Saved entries
— START —
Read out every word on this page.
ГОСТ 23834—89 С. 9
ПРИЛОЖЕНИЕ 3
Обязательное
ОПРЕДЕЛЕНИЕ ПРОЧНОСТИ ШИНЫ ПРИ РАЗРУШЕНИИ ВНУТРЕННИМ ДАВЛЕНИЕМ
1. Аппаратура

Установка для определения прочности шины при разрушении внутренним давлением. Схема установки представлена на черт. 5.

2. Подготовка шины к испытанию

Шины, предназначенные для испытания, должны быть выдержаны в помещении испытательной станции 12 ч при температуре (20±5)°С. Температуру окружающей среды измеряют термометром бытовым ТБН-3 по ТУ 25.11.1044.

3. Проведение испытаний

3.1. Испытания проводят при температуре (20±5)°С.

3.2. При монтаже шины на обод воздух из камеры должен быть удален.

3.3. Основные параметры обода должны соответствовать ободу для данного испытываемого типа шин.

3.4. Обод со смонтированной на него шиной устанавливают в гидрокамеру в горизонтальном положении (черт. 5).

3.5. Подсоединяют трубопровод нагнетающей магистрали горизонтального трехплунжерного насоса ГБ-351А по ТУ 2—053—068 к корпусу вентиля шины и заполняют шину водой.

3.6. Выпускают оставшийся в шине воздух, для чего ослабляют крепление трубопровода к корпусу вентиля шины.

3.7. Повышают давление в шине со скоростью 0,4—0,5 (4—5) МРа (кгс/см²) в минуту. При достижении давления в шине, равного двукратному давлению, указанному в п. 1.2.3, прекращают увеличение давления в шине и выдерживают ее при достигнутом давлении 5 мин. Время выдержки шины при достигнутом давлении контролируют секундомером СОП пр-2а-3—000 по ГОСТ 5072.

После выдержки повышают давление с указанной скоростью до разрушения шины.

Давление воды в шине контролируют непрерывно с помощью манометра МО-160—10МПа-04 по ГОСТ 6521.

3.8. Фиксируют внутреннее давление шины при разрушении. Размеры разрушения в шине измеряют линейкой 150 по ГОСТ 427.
— END —
— START —
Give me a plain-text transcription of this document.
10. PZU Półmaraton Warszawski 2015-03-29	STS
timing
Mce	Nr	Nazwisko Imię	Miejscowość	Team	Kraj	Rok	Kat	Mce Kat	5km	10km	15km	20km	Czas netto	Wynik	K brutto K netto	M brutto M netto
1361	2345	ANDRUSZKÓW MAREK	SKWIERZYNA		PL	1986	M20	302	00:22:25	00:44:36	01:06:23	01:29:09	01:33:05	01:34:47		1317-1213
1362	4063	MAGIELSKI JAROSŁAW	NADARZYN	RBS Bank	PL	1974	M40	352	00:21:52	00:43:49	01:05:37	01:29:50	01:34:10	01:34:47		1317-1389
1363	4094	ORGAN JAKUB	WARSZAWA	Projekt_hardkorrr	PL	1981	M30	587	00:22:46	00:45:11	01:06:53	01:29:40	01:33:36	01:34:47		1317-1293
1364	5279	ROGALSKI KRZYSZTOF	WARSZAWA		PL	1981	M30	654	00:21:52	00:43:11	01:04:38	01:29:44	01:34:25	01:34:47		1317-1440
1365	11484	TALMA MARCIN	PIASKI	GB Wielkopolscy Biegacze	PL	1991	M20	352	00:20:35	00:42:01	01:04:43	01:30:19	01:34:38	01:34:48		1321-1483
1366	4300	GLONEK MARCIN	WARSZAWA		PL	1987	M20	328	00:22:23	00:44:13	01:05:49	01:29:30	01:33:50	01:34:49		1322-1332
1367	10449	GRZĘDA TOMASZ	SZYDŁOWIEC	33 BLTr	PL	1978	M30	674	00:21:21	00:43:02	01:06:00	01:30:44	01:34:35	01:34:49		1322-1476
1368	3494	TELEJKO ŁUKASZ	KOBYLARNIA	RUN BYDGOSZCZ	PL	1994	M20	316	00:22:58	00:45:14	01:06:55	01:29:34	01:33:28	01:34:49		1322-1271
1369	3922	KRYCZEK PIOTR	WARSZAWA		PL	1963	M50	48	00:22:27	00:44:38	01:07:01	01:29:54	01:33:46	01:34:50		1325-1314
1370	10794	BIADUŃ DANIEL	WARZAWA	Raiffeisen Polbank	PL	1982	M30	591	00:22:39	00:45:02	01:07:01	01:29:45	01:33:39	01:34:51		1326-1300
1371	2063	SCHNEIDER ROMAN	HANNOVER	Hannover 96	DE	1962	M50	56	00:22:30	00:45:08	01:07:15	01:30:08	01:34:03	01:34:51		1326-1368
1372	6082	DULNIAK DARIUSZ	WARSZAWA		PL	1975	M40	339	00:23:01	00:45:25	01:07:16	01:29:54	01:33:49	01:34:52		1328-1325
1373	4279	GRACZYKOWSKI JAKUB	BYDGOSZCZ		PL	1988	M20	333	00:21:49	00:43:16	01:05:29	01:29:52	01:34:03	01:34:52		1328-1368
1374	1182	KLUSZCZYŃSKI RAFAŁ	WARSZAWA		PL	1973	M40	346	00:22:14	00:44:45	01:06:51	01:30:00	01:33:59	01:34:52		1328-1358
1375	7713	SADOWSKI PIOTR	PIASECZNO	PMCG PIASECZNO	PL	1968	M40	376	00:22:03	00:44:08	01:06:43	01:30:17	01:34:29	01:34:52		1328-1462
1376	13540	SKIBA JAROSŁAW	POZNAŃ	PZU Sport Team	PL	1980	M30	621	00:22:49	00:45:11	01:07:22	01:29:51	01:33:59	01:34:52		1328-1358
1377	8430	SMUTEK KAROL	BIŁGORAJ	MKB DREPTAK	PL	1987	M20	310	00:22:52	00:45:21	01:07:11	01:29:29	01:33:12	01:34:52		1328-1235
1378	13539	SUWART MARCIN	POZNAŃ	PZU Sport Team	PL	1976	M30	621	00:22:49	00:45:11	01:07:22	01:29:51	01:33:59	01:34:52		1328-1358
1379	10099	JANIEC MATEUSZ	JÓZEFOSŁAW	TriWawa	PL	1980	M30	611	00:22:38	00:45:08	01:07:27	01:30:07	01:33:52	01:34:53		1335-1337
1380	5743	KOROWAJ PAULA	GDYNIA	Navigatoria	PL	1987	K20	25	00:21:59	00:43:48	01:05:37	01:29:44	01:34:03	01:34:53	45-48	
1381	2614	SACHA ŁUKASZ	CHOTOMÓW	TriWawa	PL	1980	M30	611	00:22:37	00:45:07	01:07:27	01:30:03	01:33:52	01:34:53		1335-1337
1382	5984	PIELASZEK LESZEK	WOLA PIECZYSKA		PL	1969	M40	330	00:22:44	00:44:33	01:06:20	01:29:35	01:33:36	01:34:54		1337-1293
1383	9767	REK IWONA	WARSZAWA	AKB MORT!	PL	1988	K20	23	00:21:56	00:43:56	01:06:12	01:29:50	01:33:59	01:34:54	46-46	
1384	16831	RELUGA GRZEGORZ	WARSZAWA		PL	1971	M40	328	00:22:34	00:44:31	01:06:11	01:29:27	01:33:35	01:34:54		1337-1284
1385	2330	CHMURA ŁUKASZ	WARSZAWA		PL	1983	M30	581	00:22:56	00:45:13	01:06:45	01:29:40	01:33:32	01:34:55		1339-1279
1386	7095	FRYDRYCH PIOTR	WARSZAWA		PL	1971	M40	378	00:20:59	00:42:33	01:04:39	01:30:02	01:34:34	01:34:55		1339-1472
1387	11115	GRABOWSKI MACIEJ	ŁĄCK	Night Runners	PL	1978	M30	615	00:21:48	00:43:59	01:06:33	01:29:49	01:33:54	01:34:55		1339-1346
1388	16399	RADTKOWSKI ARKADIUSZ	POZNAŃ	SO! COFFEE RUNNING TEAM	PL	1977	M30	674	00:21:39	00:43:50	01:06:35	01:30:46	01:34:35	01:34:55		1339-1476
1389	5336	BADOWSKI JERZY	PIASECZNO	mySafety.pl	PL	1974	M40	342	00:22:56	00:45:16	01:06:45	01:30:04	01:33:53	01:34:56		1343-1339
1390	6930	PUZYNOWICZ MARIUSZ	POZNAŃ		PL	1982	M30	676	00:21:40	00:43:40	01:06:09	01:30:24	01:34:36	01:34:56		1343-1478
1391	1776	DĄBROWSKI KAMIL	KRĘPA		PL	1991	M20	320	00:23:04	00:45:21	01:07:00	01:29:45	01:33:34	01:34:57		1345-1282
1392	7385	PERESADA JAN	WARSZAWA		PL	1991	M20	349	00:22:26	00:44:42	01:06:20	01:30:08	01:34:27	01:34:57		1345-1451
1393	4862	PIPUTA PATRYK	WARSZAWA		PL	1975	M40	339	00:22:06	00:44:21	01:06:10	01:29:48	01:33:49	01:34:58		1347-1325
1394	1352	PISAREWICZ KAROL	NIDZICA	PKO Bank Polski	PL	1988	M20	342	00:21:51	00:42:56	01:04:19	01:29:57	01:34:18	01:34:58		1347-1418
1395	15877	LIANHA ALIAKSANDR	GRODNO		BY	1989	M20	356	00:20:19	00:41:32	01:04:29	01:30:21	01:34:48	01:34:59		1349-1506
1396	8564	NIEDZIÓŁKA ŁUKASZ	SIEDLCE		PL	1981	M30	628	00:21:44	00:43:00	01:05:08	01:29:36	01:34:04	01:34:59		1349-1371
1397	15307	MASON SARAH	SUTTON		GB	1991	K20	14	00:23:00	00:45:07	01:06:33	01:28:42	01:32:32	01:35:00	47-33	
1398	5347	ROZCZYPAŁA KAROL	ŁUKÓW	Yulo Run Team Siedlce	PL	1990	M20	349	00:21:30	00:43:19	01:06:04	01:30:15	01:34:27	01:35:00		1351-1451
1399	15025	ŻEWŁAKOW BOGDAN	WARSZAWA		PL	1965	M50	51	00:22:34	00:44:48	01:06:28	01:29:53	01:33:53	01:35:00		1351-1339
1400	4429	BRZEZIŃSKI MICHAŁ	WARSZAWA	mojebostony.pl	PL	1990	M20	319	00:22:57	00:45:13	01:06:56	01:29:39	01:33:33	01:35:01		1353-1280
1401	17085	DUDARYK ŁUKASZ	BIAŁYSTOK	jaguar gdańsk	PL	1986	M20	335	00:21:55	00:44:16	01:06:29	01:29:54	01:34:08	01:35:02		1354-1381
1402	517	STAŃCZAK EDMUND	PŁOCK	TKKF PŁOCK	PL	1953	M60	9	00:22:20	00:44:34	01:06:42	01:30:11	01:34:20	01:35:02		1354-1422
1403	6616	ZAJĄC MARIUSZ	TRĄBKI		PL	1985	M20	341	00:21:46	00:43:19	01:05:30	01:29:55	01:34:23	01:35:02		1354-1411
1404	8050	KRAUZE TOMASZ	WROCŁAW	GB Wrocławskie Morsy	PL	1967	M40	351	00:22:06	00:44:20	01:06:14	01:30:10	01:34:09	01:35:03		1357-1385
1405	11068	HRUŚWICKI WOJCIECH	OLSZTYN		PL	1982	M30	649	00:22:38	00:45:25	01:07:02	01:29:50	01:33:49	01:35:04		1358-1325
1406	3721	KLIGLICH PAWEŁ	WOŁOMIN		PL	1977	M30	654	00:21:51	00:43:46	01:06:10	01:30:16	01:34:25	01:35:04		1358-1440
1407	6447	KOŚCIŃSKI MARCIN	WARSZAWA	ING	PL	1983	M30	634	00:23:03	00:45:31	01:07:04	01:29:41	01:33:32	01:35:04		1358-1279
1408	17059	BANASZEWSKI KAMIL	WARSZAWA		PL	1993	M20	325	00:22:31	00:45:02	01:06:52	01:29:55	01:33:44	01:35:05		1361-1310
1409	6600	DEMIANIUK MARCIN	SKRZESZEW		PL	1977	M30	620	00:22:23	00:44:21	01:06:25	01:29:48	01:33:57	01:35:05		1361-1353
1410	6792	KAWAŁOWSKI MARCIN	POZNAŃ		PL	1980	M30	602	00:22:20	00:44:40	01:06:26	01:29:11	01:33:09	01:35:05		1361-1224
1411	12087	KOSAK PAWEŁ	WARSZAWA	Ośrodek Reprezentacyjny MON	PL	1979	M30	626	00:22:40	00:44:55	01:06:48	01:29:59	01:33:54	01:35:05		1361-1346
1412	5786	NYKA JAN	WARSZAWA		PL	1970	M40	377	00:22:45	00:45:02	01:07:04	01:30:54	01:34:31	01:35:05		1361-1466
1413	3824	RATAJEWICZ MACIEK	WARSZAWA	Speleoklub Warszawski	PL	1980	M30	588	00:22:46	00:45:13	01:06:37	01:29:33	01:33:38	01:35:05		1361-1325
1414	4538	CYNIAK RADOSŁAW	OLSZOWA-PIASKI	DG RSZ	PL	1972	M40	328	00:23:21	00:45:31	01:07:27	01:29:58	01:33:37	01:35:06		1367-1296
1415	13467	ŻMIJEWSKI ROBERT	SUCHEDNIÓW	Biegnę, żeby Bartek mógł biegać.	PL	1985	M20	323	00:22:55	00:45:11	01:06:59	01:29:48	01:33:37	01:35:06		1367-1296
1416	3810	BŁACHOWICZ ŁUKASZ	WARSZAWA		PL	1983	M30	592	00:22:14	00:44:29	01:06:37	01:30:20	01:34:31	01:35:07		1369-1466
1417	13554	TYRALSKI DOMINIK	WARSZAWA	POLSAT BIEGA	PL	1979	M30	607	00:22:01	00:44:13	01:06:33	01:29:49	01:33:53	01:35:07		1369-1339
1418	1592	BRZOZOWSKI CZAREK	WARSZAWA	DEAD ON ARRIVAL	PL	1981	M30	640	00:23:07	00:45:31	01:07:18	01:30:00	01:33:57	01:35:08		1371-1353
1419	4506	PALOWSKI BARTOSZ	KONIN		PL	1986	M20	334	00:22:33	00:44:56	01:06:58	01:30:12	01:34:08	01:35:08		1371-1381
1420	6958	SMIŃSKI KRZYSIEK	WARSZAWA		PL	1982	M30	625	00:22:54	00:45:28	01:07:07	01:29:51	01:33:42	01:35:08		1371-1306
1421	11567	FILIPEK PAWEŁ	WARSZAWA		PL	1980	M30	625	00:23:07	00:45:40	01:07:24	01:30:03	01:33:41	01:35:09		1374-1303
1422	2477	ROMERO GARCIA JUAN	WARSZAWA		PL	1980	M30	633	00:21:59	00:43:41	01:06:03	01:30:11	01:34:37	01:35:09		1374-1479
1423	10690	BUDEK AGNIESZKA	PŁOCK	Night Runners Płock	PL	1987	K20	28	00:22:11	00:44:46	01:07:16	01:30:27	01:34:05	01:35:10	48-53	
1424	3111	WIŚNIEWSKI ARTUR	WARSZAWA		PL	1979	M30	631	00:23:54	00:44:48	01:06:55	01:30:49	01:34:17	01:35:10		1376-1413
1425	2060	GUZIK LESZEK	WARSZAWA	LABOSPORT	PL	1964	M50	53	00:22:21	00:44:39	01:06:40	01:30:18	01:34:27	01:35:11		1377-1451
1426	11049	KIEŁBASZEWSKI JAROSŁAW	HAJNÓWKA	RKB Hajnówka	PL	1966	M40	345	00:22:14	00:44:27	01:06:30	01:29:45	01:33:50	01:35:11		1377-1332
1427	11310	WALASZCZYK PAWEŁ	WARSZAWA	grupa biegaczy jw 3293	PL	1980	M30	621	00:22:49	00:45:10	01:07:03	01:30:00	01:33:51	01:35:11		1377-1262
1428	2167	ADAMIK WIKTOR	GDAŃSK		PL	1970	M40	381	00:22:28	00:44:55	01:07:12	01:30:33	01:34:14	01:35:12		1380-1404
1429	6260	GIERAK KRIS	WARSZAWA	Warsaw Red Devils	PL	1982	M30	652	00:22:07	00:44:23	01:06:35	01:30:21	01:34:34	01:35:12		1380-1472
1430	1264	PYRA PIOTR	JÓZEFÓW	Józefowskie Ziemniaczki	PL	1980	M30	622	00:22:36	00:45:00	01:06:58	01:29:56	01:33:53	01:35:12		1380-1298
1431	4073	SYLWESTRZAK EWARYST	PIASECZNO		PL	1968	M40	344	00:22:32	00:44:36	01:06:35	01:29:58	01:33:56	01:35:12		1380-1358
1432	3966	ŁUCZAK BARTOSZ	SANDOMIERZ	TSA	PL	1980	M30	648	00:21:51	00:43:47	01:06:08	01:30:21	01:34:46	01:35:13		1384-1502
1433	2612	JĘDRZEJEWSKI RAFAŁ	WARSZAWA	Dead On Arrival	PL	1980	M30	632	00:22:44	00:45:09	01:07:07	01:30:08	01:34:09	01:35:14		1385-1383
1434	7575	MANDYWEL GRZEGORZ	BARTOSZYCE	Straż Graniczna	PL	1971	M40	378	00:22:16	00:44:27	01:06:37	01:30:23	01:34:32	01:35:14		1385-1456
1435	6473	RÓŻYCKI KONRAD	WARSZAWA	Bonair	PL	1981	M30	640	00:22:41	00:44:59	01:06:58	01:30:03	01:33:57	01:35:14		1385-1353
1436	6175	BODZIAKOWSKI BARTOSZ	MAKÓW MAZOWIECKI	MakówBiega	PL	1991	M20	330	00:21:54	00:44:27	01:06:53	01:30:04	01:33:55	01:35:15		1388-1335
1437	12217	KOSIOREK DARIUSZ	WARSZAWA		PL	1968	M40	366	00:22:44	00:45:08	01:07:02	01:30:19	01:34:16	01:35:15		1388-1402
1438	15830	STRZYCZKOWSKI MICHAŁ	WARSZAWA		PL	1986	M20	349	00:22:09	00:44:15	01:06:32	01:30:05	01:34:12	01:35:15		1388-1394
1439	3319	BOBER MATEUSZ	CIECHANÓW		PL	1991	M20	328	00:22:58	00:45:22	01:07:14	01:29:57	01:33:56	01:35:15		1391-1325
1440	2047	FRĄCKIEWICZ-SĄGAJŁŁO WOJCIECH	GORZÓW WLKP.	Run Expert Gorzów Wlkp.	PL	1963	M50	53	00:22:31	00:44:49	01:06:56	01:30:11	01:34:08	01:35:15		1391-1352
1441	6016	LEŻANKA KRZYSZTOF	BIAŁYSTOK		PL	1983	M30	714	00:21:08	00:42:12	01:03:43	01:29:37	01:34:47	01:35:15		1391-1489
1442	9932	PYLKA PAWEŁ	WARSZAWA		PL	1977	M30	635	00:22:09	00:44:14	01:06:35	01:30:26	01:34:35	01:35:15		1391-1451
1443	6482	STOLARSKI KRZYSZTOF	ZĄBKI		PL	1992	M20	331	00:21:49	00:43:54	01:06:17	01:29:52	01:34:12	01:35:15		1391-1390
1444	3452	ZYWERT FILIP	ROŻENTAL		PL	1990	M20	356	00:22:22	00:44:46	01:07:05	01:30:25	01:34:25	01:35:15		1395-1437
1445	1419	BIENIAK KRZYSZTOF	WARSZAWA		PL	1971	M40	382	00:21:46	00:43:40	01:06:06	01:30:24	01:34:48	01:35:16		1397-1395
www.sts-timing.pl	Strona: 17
— END —
▶ **Task details**
Show each line in the entries that holds the string "WOJCIECH".

▶ **Complete output**
1405	11068	HRUŚWICKI WOJCIECH	OLSZTYN		PL	1982	M30	649	00:22:38	00:45:25	01:07:02	01:29:50	01:33:49	01:35:04		1358-1325
1440	2047	FRĄCKIEWICZ-SĄGAJŁŁO WOJCIECH	GORZÓW WLKP.	Run Expert Gorzów Wlkp.	PL	1963	M50	53	00:22:31	00:44:49	01:06:56	01:30:11	01:34:08	01:35:15		1391-1352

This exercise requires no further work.